The data:
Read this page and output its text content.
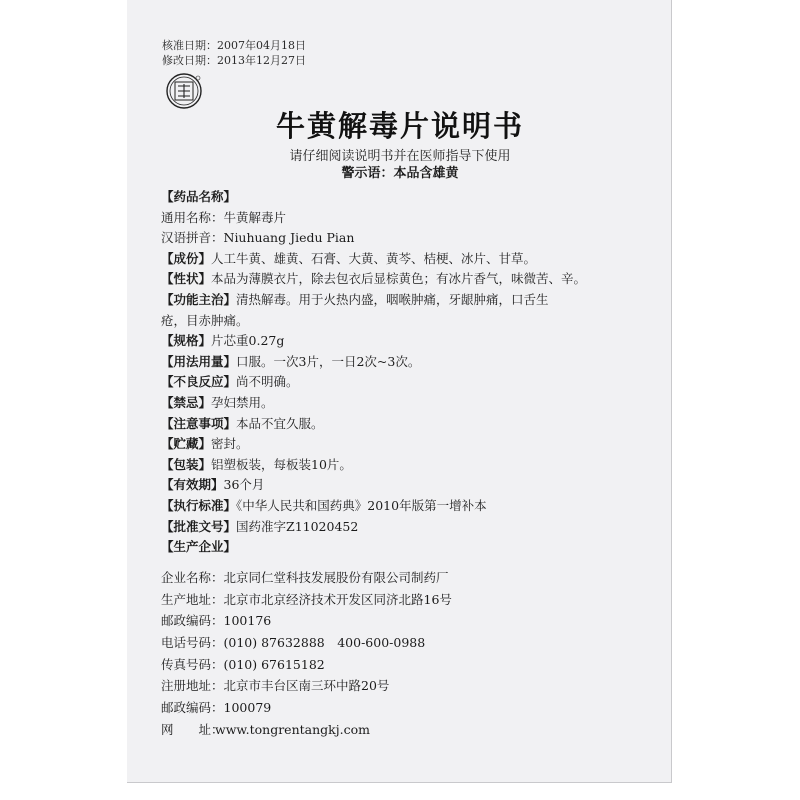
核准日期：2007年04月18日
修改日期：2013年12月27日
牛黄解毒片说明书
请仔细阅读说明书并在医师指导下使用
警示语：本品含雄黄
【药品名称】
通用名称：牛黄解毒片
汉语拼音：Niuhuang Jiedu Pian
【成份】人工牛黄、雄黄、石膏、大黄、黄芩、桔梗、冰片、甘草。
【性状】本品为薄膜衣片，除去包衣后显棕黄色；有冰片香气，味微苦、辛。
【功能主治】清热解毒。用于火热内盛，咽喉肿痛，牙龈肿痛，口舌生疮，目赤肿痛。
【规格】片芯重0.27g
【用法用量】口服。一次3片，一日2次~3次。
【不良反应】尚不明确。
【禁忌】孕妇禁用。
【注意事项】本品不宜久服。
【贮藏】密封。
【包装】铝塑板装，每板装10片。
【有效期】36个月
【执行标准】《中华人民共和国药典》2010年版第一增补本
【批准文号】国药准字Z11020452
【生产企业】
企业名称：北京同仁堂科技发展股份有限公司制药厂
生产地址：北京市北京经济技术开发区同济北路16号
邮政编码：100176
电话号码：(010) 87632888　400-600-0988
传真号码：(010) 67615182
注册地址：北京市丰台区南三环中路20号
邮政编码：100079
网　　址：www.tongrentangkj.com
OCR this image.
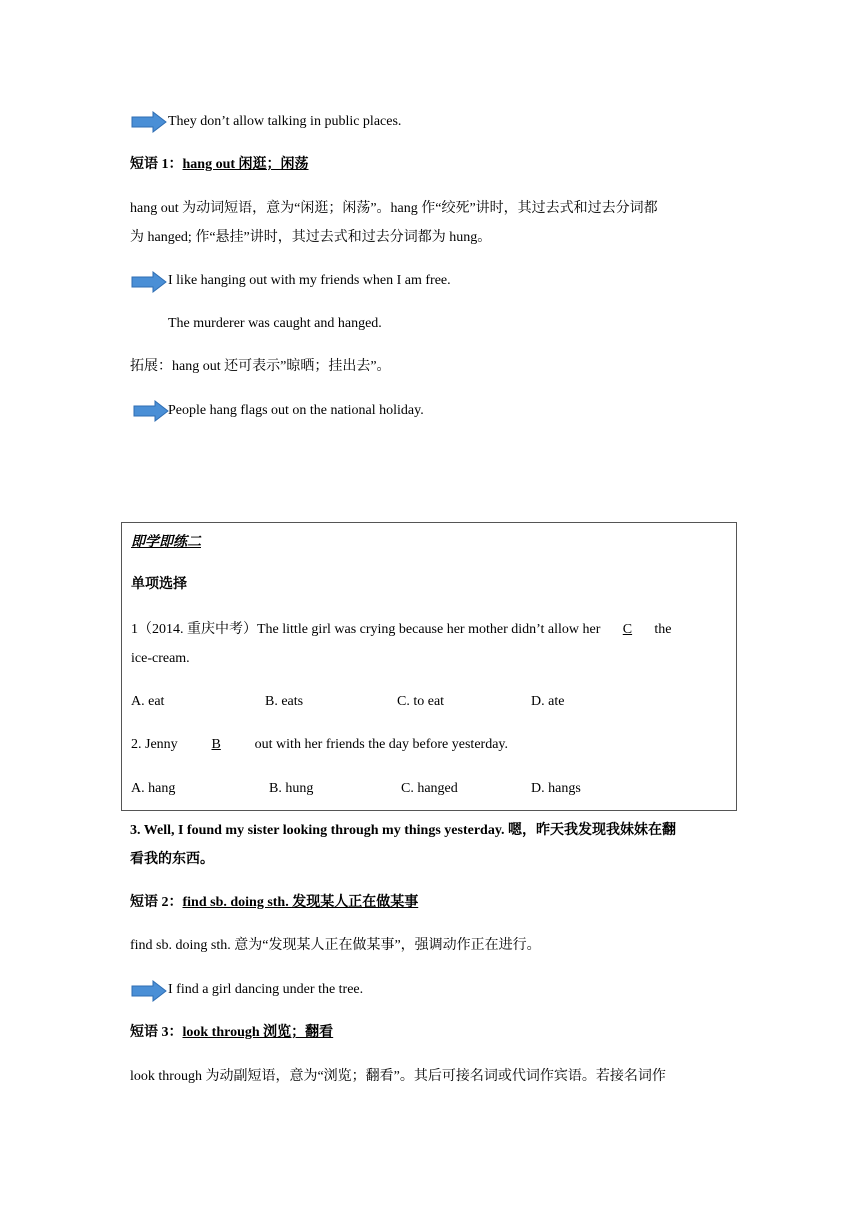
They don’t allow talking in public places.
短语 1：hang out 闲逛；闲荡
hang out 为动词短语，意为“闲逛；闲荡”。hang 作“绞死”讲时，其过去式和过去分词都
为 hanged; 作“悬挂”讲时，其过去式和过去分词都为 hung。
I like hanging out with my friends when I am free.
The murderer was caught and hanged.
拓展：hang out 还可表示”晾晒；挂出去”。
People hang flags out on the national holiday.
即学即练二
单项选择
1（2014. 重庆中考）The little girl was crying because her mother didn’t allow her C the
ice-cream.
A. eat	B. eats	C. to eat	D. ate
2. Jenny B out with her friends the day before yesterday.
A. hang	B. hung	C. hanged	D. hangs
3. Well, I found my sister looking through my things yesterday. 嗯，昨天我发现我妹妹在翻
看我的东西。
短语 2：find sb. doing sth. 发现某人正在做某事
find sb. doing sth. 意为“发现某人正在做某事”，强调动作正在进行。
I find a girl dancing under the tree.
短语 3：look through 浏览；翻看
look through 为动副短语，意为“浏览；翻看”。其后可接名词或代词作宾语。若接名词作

What the exercise asks: Return each line among the entries that holds the word "friends".

Exercise answer:
I like hanging out with my friends when I am free.
2. Jenny B out with her friends the day before yesterday.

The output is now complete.